> **Stated problem**
Count the lines below that contain the word "Ramirez", and reply with that number alone.

Records:
--- --- ---
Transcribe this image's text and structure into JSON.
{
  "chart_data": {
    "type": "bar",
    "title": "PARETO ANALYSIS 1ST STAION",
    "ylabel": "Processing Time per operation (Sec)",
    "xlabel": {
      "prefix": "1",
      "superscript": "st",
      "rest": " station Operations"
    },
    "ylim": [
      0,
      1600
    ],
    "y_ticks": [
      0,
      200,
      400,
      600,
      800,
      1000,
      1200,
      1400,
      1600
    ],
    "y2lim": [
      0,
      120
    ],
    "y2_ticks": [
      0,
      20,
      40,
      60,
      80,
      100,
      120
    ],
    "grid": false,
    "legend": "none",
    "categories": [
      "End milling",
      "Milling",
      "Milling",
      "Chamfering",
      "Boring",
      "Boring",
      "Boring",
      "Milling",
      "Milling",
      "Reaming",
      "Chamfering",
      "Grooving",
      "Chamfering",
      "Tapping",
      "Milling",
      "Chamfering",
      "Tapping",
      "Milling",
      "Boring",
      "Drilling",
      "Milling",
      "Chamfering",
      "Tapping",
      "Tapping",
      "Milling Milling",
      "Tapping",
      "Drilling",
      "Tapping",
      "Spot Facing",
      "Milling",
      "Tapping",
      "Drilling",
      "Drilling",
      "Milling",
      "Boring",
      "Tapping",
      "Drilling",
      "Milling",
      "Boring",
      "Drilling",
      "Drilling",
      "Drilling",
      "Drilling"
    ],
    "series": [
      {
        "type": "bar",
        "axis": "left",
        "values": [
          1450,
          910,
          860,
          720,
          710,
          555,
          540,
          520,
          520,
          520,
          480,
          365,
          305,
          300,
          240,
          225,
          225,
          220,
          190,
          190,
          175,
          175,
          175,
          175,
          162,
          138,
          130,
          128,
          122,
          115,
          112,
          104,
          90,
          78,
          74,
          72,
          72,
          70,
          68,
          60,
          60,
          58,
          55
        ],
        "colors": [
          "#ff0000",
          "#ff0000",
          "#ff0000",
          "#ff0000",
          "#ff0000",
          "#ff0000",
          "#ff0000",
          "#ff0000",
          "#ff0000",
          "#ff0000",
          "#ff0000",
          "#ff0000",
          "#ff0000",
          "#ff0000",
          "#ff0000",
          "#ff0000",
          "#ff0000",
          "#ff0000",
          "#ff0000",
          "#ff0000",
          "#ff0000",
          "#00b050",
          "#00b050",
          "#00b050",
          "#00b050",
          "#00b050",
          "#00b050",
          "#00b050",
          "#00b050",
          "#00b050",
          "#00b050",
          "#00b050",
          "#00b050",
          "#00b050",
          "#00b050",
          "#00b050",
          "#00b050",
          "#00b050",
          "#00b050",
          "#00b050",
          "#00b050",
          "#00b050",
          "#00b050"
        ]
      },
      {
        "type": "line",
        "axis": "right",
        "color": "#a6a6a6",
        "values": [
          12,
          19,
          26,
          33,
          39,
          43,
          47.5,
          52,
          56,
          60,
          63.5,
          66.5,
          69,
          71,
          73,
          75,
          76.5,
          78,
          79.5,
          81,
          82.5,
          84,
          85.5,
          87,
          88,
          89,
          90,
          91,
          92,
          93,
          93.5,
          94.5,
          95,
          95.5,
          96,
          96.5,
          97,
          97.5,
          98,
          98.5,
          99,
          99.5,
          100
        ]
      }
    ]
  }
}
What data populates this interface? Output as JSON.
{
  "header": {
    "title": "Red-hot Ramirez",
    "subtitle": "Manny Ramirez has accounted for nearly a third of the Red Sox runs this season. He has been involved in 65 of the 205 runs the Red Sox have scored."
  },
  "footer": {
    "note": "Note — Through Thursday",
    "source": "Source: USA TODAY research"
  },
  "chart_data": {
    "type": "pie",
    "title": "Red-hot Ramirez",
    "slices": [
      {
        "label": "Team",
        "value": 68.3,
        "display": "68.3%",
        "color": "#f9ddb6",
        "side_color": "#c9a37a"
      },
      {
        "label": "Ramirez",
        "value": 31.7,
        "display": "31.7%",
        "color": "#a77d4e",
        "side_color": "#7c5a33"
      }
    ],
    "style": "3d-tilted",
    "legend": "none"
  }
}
--- --- ---
> **Solution to the exercise**
4